DATASET RECORDS:
________________
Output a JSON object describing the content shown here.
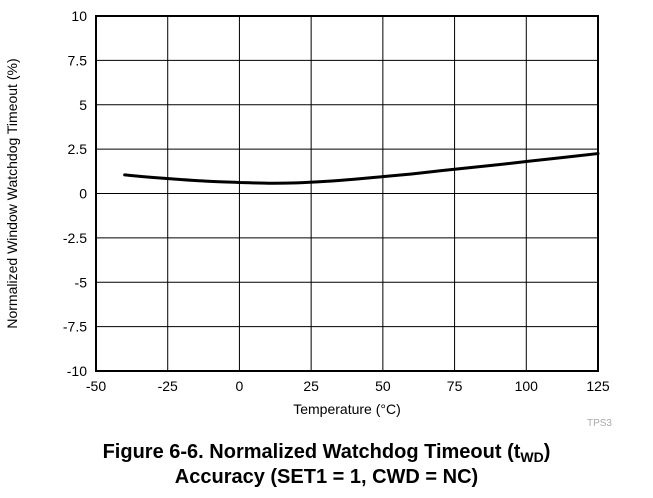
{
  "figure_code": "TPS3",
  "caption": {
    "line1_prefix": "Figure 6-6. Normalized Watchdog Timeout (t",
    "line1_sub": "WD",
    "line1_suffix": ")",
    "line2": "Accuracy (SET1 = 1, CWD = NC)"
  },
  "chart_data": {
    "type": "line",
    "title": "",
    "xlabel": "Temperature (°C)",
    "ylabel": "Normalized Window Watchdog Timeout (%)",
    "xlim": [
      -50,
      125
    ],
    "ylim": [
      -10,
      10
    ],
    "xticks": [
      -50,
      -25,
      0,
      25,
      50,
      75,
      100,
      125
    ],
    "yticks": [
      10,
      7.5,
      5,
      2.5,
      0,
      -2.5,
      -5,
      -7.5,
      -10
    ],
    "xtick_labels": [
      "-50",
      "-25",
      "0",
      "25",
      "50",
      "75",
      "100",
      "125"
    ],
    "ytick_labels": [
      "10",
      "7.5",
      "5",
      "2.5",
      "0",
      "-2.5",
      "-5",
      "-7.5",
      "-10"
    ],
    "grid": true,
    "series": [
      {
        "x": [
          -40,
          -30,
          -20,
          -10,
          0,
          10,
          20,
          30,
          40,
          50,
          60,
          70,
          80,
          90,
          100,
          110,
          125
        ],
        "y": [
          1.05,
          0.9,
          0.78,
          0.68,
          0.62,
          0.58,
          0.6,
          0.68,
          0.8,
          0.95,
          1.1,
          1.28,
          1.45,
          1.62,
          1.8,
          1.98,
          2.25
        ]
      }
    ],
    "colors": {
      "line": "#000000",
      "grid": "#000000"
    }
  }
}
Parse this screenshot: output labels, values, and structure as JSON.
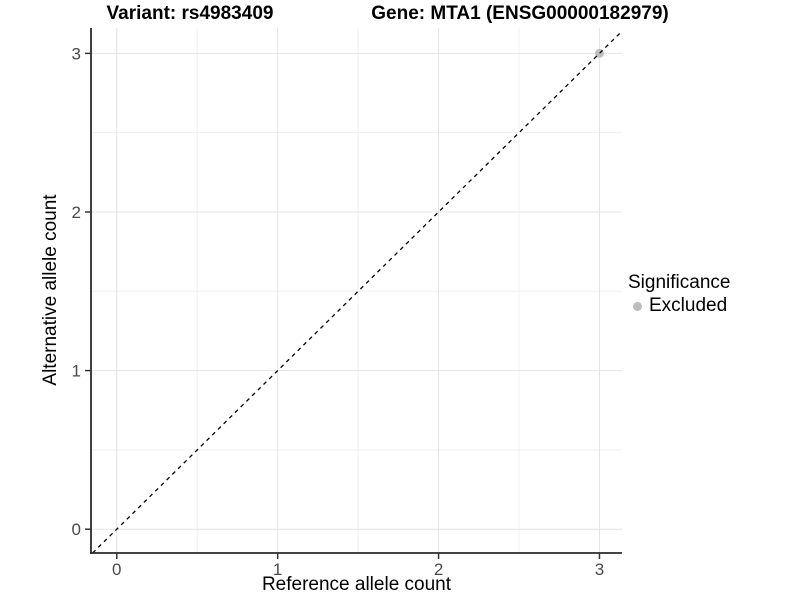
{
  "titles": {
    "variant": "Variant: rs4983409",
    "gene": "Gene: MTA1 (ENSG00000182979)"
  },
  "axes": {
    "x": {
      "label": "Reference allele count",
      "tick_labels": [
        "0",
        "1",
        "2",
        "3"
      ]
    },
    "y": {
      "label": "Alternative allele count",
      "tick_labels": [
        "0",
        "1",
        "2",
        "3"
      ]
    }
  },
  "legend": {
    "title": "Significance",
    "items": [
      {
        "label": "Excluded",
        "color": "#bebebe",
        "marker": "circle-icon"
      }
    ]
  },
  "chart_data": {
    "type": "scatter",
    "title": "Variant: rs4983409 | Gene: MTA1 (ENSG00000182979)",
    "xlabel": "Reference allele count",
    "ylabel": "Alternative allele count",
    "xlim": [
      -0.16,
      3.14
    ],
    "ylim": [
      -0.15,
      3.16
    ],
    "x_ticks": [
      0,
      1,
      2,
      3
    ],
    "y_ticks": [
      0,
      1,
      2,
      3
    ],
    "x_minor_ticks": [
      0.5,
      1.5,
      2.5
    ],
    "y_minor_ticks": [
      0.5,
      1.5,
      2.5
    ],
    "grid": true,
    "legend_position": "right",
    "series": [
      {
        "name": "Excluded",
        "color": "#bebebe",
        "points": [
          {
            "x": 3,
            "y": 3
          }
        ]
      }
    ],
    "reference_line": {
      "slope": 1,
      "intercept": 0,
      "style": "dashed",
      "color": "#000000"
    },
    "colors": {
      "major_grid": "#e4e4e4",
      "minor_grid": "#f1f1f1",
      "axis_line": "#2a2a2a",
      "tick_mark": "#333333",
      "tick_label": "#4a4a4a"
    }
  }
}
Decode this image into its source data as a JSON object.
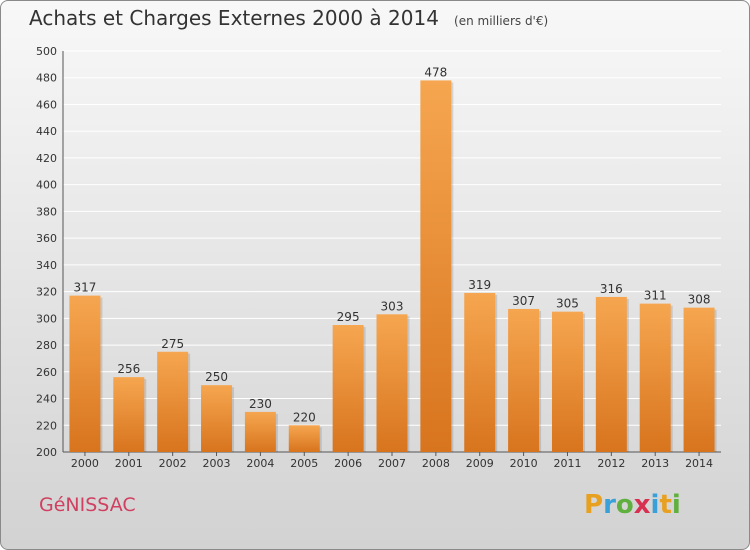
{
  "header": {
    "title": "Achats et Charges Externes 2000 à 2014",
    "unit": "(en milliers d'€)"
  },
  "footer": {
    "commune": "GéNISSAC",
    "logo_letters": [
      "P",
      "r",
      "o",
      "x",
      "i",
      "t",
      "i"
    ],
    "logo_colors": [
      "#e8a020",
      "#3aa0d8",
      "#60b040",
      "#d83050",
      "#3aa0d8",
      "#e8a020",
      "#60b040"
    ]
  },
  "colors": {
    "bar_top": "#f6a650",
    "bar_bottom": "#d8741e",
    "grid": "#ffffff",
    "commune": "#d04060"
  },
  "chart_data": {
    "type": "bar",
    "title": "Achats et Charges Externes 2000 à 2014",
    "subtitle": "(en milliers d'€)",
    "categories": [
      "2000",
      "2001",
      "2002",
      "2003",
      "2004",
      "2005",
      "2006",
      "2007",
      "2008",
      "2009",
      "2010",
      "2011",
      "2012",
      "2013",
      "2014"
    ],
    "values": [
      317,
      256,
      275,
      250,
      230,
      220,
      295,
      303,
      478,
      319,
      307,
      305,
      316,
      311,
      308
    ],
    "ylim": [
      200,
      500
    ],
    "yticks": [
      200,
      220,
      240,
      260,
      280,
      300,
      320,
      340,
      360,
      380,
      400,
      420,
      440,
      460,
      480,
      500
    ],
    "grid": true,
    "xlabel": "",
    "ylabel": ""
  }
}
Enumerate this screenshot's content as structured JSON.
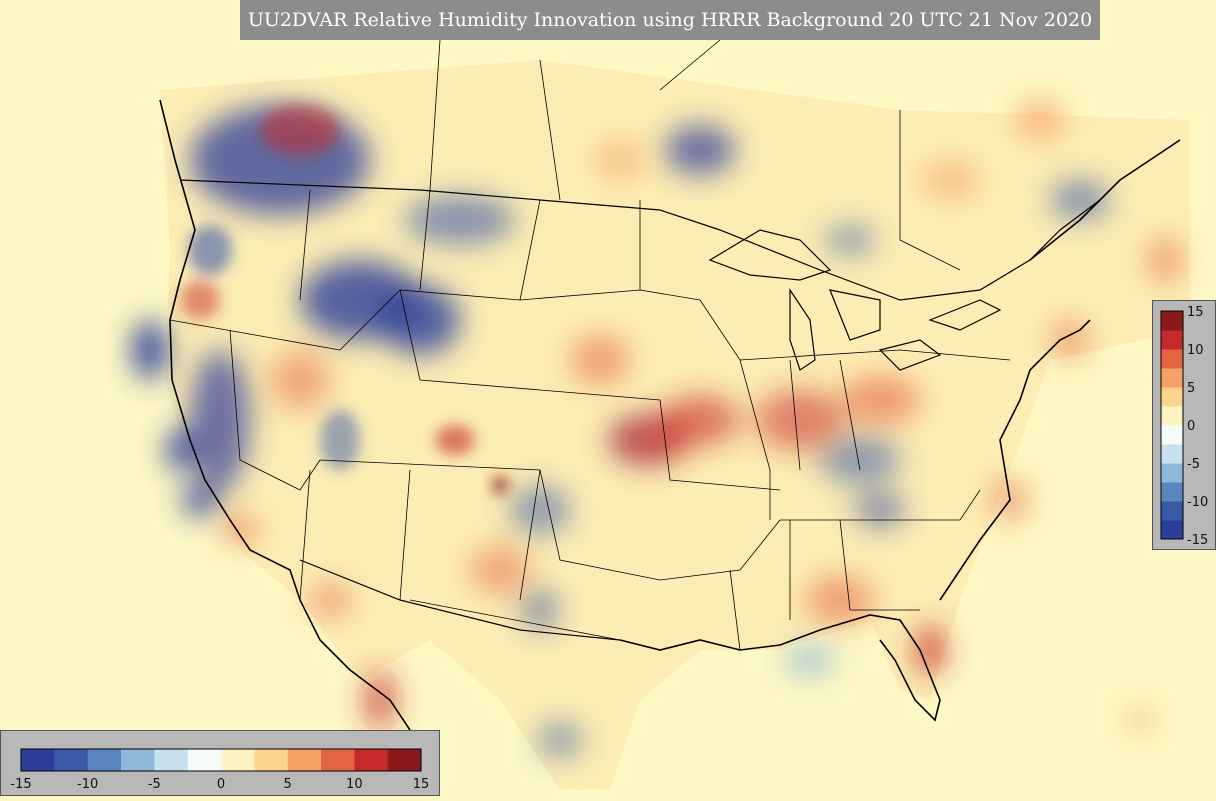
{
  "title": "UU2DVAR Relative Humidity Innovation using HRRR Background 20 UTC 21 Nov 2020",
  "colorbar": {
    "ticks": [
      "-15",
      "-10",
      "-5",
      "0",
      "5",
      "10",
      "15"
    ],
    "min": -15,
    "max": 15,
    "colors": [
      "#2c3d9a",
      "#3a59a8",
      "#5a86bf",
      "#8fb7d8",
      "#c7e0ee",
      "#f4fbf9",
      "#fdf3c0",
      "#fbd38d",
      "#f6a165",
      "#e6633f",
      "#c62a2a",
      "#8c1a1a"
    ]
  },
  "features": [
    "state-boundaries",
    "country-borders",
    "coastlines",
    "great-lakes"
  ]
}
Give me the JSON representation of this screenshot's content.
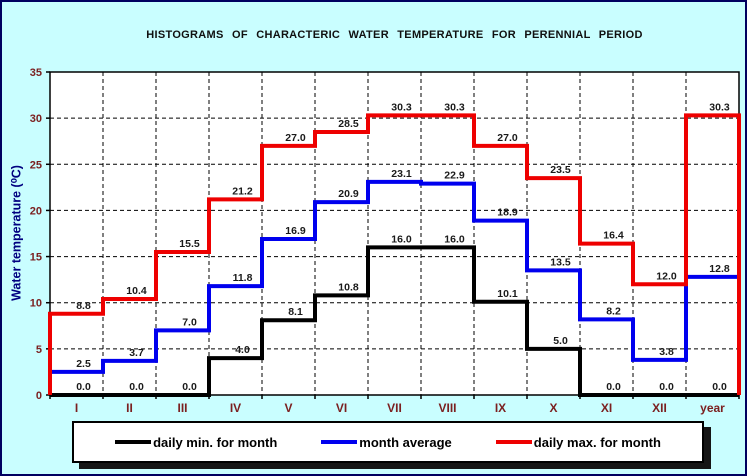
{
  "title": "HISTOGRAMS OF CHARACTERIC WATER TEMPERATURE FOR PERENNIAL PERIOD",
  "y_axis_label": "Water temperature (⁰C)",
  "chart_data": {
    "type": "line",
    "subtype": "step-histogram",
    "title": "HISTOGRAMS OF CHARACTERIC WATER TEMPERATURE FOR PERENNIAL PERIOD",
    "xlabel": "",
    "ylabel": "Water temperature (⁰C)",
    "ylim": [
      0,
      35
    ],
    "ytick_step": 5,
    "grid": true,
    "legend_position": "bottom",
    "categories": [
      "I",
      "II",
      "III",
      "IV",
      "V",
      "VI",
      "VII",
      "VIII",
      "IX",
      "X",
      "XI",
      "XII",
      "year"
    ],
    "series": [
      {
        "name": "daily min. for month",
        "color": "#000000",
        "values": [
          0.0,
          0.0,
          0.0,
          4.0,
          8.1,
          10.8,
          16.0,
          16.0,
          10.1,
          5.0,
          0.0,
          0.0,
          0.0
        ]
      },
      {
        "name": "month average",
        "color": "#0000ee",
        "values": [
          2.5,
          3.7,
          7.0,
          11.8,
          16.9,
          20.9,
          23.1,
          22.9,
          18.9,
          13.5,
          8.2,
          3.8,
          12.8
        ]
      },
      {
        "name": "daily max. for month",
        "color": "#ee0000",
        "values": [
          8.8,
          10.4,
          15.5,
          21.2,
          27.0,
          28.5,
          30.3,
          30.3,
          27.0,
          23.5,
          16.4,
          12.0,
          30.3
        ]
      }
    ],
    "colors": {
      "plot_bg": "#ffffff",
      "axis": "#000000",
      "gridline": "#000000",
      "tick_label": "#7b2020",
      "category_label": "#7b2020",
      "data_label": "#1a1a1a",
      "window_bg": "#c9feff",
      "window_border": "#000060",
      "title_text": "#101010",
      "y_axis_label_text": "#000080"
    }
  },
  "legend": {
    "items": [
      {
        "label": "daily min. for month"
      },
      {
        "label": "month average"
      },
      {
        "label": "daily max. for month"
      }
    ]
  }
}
________________
Copy each line of the listing that holds the word "month".

SOLVED PROBLEM:
        "name": "daily min. for month",
        "name": "month average",
        "name": "daily max. for month",
        "label": "daily min. for month"
        "label": "month average"
        "label": "daily max. for month"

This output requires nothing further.